**SHORT PROBLEM**
Filter out everything except lines holding "Bogdxon".
# INPUT DATA start
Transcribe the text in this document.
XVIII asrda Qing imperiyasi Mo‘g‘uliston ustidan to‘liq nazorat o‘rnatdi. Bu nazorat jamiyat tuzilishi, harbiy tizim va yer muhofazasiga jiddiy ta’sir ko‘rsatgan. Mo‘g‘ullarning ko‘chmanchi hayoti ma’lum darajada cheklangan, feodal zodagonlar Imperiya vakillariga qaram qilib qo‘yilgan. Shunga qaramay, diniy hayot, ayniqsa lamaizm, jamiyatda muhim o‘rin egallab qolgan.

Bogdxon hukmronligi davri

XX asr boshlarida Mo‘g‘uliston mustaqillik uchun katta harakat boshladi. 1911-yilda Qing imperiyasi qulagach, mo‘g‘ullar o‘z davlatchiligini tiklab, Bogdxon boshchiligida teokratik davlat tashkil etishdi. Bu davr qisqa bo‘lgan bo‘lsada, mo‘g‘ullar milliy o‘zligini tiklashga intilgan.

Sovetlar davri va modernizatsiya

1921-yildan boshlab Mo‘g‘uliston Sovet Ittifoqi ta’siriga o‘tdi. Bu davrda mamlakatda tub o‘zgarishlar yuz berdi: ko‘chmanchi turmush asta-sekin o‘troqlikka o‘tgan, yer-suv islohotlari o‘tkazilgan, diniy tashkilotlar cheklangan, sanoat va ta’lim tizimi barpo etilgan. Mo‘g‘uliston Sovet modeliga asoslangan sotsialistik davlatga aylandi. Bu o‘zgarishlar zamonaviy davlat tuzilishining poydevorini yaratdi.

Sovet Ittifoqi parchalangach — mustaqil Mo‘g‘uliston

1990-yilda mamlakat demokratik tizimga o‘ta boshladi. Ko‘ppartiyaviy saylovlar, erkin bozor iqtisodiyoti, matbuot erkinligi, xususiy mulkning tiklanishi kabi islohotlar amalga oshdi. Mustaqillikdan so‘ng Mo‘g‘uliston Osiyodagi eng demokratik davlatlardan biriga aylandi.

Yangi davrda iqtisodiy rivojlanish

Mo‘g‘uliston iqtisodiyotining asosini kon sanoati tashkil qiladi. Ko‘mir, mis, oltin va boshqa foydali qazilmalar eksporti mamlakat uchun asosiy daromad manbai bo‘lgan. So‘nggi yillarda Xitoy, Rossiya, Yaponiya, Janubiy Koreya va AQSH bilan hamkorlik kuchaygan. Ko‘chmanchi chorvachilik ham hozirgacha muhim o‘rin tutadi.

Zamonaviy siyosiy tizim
# INPUT DATA end
**RESULT OF THIS EXERCISE**
Bogdxon hukmronligi davri
XX asr boshlarida Mo‘g‘uliston mustaqillik uchun katta harakat boshladi. 1911-yilda Qing imperiyasi qulagach, mo‘g‘ullar o‘z davlatchiligini tiklab, Bogdxon boshchiligida teokratik davlat tashkil etishdi. Bu davr qisqa bo‘lgan bo‘lsada, mo‘g‘ullar milliy o‘zligini tiklashga intilgan.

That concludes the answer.